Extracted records
= = = =
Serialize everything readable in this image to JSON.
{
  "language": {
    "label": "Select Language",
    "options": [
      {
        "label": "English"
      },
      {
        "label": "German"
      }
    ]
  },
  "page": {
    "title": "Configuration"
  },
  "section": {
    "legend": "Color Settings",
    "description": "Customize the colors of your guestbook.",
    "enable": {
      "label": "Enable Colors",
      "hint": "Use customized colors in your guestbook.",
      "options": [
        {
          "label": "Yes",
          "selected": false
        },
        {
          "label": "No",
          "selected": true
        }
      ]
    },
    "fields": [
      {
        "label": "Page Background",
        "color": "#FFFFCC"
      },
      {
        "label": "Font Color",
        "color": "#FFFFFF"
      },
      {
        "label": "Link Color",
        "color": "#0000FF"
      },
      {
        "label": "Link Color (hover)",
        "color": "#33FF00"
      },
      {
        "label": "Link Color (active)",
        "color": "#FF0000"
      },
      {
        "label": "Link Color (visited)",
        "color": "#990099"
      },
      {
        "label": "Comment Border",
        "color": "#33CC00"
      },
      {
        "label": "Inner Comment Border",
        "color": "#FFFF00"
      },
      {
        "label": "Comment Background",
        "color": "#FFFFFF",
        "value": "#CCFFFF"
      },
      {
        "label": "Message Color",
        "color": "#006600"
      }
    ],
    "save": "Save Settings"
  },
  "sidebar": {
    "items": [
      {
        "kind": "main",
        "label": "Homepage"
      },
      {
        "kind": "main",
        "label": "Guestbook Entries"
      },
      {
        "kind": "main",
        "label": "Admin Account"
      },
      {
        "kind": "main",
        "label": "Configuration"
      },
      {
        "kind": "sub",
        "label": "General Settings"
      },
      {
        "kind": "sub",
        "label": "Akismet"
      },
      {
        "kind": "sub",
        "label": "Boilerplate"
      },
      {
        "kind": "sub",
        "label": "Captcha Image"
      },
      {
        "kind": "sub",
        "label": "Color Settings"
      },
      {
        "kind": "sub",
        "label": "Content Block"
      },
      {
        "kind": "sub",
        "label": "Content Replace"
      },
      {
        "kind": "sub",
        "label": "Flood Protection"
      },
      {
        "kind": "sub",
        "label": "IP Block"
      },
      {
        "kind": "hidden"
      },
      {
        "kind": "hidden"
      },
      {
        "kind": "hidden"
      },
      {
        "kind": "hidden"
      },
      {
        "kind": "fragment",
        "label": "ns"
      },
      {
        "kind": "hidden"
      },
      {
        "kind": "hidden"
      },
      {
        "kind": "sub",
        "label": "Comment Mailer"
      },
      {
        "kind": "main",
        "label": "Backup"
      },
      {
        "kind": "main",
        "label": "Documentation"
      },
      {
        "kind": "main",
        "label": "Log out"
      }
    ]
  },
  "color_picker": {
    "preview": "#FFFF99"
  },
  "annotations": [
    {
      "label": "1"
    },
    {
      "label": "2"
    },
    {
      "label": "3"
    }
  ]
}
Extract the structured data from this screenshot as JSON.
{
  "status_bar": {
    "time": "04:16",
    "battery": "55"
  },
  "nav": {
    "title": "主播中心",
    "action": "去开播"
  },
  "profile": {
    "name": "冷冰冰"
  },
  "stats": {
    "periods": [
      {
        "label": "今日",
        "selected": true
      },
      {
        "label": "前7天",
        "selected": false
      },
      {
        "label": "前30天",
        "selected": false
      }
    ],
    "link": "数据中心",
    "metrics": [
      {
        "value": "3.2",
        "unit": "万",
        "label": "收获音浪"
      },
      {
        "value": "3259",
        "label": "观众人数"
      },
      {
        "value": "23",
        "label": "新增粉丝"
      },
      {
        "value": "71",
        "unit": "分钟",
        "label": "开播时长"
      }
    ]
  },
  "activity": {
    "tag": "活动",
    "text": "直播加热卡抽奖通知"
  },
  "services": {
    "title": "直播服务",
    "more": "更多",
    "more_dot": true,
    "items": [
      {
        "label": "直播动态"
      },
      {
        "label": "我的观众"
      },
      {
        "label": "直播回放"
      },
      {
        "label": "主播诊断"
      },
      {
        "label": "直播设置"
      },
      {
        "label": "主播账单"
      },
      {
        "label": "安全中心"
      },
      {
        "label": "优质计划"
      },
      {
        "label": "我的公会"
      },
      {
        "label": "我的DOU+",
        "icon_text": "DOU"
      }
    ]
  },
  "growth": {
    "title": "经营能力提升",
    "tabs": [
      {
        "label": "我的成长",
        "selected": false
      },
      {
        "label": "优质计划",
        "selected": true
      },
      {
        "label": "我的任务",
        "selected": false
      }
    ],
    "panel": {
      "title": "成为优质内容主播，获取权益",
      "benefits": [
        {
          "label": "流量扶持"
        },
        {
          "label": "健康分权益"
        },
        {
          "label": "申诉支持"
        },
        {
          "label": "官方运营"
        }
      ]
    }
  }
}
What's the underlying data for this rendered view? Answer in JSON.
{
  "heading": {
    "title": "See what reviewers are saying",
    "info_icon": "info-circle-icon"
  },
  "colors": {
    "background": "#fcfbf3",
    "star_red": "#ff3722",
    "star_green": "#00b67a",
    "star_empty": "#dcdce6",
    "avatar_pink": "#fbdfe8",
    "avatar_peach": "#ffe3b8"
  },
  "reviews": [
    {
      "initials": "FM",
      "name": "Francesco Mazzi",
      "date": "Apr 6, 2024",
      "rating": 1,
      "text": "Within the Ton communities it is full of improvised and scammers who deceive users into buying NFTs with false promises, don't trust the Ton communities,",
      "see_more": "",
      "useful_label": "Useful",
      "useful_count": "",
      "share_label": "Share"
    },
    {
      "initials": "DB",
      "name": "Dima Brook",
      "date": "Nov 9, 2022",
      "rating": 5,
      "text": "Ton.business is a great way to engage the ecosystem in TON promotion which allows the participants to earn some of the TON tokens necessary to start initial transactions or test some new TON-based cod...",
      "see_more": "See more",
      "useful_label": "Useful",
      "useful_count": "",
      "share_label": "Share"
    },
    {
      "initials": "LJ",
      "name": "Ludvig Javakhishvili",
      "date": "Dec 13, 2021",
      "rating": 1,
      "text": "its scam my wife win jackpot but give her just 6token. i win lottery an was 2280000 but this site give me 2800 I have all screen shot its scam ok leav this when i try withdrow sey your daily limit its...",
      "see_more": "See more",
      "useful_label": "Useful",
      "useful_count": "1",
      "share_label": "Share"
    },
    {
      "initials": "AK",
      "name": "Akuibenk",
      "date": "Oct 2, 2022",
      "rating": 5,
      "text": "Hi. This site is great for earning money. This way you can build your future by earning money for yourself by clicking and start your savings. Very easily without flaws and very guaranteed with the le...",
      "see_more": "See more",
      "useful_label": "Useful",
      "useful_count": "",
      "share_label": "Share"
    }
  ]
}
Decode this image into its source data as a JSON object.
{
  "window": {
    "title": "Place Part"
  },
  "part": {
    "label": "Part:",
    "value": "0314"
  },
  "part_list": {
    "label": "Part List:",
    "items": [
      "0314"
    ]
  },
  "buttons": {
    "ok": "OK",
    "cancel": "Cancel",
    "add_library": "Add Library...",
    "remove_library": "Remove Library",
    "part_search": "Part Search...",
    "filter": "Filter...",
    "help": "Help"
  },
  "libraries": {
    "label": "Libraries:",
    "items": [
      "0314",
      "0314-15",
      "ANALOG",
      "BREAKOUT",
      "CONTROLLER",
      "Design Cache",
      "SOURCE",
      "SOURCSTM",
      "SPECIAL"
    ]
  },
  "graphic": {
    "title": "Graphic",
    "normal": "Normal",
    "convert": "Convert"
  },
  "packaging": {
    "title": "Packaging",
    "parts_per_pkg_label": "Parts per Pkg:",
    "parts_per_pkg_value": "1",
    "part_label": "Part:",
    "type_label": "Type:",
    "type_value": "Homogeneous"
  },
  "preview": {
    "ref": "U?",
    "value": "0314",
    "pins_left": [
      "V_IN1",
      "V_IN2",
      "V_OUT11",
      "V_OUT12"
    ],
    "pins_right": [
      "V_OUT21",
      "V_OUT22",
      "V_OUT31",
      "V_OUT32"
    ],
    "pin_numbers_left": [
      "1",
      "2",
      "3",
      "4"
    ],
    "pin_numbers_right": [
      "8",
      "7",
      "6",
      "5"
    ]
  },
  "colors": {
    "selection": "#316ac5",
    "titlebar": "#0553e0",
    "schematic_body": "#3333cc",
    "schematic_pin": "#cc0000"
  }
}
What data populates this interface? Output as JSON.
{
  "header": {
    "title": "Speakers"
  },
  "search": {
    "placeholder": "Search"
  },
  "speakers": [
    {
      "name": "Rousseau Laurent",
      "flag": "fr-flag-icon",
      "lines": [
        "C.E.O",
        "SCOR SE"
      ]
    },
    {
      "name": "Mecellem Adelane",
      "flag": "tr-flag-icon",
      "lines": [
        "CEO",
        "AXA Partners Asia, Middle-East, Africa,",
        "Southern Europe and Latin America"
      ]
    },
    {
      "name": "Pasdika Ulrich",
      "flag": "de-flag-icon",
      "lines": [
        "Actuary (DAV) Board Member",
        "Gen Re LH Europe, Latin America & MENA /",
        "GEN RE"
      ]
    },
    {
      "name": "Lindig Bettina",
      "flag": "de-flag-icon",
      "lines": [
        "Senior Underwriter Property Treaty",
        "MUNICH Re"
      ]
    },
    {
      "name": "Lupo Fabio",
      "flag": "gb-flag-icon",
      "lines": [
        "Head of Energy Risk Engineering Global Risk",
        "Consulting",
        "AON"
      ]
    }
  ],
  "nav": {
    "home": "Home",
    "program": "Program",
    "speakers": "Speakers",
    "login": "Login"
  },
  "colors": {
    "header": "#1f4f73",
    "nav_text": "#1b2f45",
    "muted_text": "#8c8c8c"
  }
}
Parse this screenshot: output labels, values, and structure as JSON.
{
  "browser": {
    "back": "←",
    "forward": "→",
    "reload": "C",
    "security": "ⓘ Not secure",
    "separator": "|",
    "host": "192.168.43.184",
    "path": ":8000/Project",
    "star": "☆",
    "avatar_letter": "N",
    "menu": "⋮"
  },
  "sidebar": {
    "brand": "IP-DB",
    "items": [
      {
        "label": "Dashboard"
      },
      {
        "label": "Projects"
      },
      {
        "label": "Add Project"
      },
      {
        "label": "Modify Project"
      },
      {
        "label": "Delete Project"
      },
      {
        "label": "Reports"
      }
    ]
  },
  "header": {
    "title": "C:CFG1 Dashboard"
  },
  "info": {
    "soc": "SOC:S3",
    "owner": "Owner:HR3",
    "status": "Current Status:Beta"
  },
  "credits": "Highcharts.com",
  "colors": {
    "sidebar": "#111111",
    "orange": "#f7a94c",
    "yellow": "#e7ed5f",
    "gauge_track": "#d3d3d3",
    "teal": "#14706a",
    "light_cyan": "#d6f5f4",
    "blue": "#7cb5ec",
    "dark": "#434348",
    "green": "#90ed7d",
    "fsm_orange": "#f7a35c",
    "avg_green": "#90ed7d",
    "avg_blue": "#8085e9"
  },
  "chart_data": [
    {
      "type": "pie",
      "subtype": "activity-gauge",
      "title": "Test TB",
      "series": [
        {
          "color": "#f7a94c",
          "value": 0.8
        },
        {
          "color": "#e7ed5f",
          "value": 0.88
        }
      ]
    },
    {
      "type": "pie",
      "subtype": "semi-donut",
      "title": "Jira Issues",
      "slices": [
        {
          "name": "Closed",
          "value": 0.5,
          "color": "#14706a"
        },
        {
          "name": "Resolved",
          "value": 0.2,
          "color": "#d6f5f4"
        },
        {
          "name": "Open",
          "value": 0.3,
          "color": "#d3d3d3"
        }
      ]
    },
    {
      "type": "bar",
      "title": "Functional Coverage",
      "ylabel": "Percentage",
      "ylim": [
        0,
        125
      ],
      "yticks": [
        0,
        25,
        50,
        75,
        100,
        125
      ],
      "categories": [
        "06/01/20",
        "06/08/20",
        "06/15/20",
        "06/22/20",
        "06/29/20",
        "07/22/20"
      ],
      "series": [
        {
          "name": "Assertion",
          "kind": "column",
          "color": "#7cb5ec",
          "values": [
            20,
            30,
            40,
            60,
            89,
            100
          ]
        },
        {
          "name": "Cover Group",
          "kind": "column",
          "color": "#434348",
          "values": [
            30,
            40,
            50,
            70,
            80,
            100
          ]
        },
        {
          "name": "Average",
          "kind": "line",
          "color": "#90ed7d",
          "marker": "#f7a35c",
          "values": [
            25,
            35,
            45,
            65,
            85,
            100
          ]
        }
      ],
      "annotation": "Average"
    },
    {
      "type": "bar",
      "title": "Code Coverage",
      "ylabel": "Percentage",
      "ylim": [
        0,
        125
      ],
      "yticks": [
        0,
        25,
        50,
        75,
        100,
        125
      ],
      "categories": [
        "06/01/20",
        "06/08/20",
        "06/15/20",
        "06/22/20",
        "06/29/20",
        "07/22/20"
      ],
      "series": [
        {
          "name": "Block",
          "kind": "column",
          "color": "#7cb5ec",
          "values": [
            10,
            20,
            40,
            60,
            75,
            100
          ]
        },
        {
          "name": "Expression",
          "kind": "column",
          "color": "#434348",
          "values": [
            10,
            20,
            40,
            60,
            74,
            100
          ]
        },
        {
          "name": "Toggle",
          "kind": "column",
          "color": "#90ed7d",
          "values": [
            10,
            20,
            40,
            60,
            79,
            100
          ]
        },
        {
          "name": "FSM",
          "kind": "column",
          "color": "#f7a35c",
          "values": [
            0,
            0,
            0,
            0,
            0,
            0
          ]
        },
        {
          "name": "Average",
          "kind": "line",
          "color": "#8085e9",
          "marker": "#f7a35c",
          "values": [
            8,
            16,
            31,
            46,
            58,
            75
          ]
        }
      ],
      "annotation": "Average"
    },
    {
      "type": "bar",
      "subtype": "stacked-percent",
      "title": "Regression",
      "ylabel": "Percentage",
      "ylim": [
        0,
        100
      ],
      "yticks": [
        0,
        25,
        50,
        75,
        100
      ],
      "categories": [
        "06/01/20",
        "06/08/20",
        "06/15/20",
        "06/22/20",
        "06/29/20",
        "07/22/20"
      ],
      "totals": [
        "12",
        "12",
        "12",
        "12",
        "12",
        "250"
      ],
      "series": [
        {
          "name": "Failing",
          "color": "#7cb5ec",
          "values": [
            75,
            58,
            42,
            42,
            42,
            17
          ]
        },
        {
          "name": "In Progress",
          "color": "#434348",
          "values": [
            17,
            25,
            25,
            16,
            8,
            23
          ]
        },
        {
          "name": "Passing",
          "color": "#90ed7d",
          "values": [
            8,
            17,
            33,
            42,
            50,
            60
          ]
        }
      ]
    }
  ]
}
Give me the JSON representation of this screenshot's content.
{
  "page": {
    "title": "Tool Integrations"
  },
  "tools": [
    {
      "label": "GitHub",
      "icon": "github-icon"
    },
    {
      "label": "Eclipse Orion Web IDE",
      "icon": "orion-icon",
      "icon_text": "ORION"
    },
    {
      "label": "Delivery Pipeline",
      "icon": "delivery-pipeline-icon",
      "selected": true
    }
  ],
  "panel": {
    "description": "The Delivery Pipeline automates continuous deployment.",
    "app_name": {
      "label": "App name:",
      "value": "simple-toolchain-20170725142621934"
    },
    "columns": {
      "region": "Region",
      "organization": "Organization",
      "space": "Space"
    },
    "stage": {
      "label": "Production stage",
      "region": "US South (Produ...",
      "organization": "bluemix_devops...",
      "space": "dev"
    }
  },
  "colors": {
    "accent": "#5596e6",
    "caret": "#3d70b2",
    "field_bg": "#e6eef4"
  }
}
= = = =
[Task to carry out]
Pick out and copy the lines of the material that include the word "Settings".

[Correct result]
    "legend": "Color Settings",
    "save": "Save Settings"
        "label": "General Settings"
        "label": "Color Settings"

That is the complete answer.